((

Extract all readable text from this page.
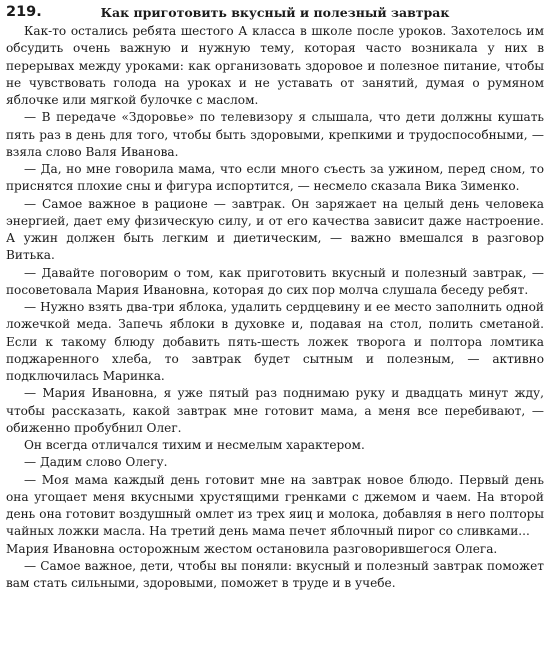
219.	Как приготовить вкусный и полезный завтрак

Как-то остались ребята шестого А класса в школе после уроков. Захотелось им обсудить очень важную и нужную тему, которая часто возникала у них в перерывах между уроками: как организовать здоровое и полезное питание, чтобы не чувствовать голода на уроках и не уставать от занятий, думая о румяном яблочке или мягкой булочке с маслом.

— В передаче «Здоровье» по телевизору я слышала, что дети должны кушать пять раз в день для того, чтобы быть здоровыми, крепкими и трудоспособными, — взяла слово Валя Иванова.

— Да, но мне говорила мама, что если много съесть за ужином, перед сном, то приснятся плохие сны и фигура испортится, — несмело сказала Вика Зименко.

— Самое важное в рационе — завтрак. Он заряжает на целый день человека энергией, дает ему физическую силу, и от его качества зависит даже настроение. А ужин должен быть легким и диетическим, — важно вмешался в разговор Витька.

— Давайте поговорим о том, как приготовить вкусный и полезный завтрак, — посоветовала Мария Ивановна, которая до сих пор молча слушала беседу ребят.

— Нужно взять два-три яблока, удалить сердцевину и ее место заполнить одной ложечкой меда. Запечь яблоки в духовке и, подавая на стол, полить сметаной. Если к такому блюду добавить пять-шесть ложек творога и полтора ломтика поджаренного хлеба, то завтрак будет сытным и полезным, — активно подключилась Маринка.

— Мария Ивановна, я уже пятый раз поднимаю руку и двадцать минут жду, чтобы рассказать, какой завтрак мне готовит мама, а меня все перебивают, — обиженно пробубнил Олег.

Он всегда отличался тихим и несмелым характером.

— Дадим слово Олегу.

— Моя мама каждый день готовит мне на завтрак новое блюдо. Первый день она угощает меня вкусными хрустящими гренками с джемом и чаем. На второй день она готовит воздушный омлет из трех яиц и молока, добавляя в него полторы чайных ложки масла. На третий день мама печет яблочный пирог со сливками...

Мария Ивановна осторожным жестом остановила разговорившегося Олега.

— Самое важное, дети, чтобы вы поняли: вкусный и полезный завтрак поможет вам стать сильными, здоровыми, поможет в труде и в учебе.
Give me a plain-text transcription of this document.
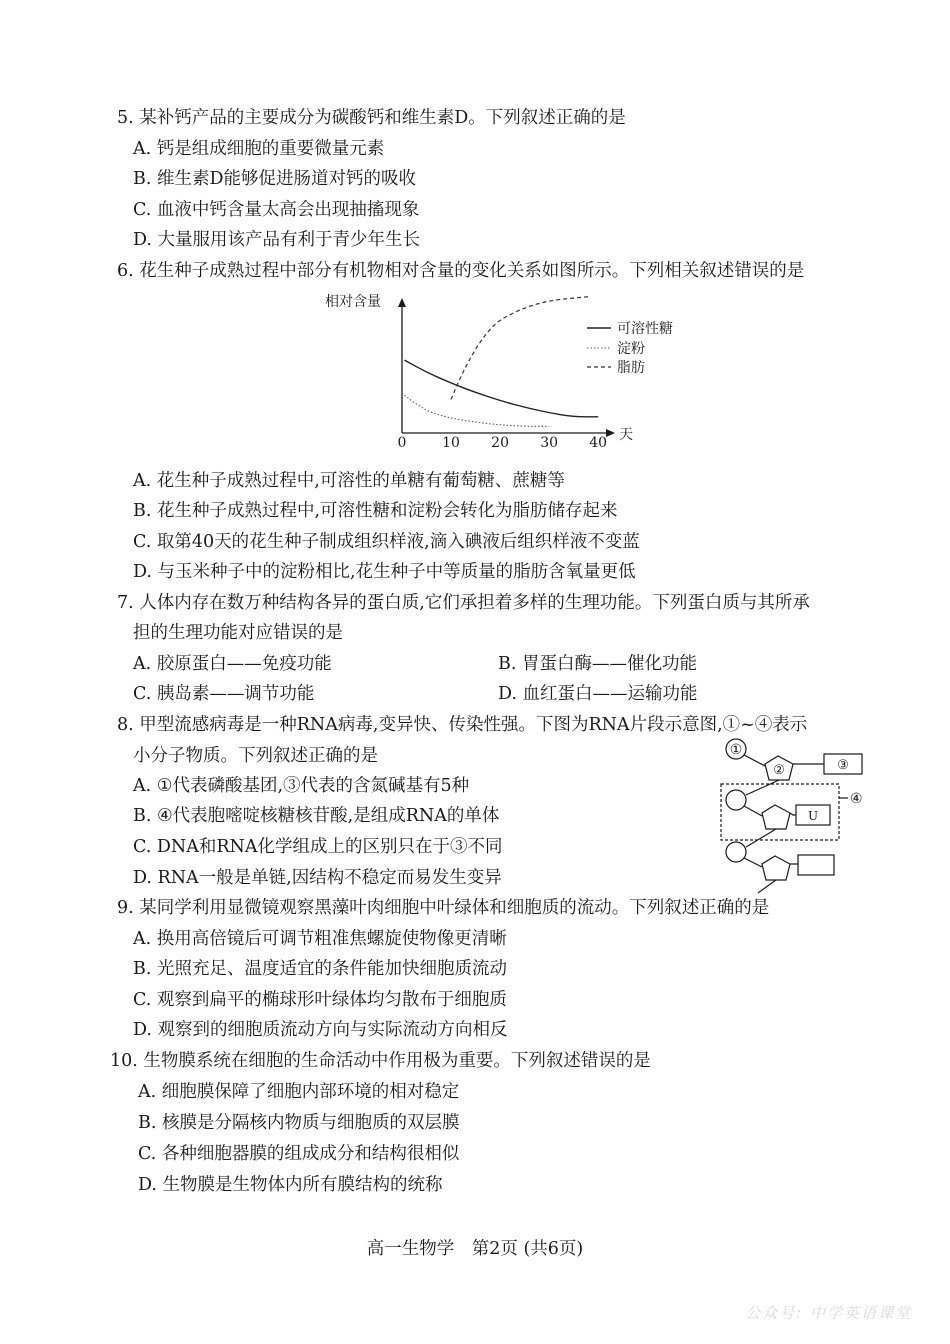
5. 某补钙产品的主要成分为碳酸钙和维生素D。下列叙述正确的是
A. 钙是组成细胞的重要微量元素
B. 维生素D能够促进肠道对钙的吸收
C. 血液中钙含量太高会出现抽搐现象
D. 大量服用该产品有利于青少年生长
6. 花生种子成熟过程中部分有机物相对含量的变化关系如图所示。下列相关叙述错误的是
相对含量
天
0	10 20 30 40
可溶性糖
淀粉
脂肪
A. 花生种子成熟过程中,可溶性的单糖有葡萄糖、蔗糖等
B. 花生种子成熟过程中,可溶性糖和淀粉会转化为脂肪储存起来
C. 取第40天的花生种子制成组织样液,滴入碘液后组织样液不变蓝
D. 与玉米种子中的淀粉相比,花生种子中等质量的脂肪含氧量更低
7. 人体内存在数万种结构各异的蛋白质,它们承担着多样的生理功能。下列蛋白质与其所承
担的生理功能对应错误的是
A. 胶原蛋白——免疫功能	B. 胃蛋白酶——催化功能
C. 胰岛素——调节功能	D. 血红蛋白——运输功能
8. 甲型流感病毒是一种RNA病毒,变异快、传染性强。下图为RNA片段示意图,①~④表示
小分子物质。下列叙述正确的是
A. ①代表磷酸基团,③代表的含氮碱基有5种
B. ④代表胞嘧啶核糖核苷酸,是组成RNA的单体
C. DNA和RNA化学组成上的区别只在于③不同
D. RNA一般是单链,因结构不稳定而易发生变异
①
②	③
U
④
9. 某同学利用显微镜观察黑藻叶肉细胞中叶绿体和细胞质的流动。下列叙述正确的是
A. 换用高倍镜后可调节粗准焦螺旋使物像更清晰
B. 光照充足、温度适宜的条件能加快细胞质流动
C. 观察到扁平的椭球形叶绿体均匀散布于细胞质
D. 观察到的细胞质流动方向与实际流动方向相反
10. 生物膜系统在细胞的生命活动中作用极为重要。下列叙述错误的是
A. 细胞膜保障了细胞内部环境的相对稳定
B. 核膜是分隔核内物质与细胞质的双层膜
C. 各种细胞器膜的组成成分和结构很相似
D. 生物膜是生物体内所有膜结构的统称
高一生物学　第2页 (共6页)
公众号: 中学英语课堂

))

### SHORT TASK:
Go through the records and pull out each line that includes the word "下列叙述正确的是".

### ANSWER TO THE TASK:
5. 某补钙产品的主要成分为碳酸钙和维生素D。下列叙述正确的是
小分子物质。下列叙述正确的是
9. 某同学利用显微镜观察黑藻叶肉细胞中叶绿体和细胞质的流动。下列叙述正确的是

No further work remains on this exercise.